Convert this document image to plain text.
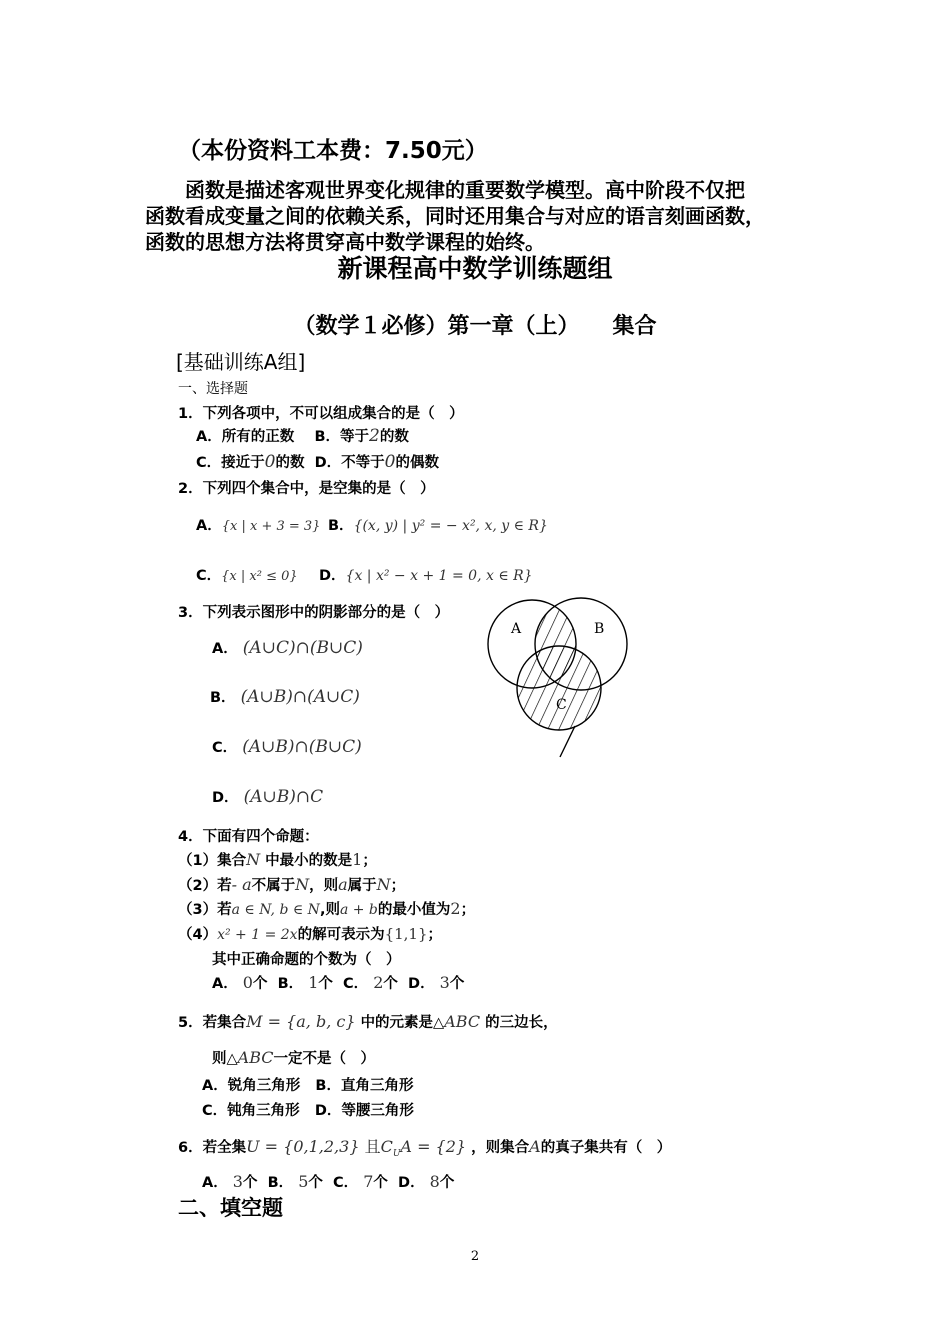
（本份资料工本费：7.50元）
函数是描述客观世界变化规律的重要数学模型。高中阶段不仅把
函数看成变量之间的依赖关系，同时还用集合与对应的语言刻画函数，
函数的思想方法将贯穿高中数学课程的始终。
新课程高中数学训练题组
（数学１必修）第一章（上）　　集合
[基础训练A组]
一、选择题
1．下列各项中，不可以组成集合的是（　）
A．所有的正数 B．等于2的数
C．接近于0的数 D．不等于0的偶数
2．下列四个集合中，是空集的是（　）
A．{x | x + 3 = 3} B．{(x, y) | y² = − x², x, y ∈ R}
C．{x | x² ≤ 0} D．{x | x² − x + 1 = 0, x ∈ R}
3．下列表示图形中的阴影部分的是（　）
A． (A∪C)∩(B∪C)
B． (A∪B)∩(A∪C)
C． (A∪B)∩(B∪C)
D． (A∪B)∩C
A	B
C
4．下面有四个命题：
（1）集合N 中最小的数是1；
（2）若- a不属于N，则a属于N；
（3）若a ∈ N, b ∈ N,则a + b的最小值为2；
（4）x² + 1 = 2x的解可表示为{1,1}；
其中正确命题的个数为（　）
A． 0个 B． 1个 C． 2个 D． 3个
5．若集合M = {a, b, c} 中的元素是△ABC 的三边长，
则△ABC一定不是（　）
A．锐角三角形 B．直角三角形
C．钝角三角形 D．等腰三角形
6．若全集U = {0,1,2,3} 且$C_UA = \{2\}$ ，则集合A的真子集共有（　）
A． 3个 B． 5个 C． 7个 D． 8个
二、填空题
2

§ **TASK PROMPT**:
Print every record above exactly as written, leaving out the pictures.

§ **SOLUTION**:
Convert this document image to plain text.
（本份资料工本费：7.50元）
函数是描述客观世界变化规律的重要数学模型。高中阶段不仅把
函数看成变量之间的依赖关系，同时还用集合与对应的语言刻画函数，
函数的思想方法将贯穿高中数学课程的始终。
新课程高中数学训练题组
（数学１必修）第一章（上）　　集合
[基础训练A组]
一、选择题
1．下列各项中，不可以组成集合的是（　）
A．所有的正数 B．等于2的数
C．接近于0的数 D．不等于0的偶数
2．下列四个集合中，是空集的是（　）
A．{x | x + 3 = 3} B．{(x, y) | y² = − x², x, y ∈ R}
C．{x | x² ≤ 0} D．{x | x² − x + 1 = 0, x ∈ R}
3．下列表示图形中的阴影部分的是（　）
A． (A∪C)∩(B∪C)
B． (A∪B)∩(A∪C)
C． (A∪B)∩(B∪C)
D． (A∪B)∩C
A	B
C
4．下面有四个命题：
（1）集合N 中最小的数是1；
（2）若- a不属于N，则a属于N；
（3）若a ∈ N, b ∈ N,则a + b的最小值为2；
（4）x² + 1 = 2x的解可表示为{1,1}；
其中正确命题的个数为（　）
A． 0个 B． 1个 C． 2个 D． 3个
5．若集合M = {a, b, c} 中的元素是△ABC 的三边长，
则△ABC一定不是（　）
A．锐角三角形 B．直角三角形
C．钝角三角形 D．等腰三角形
6．若全集U = {0,1,2,3} 且$C_UA = \{2\}$ ，则集合A的真子集共有（　）
A． 3个 B． 5个 C． 7个 D． 8个
二、填空题
2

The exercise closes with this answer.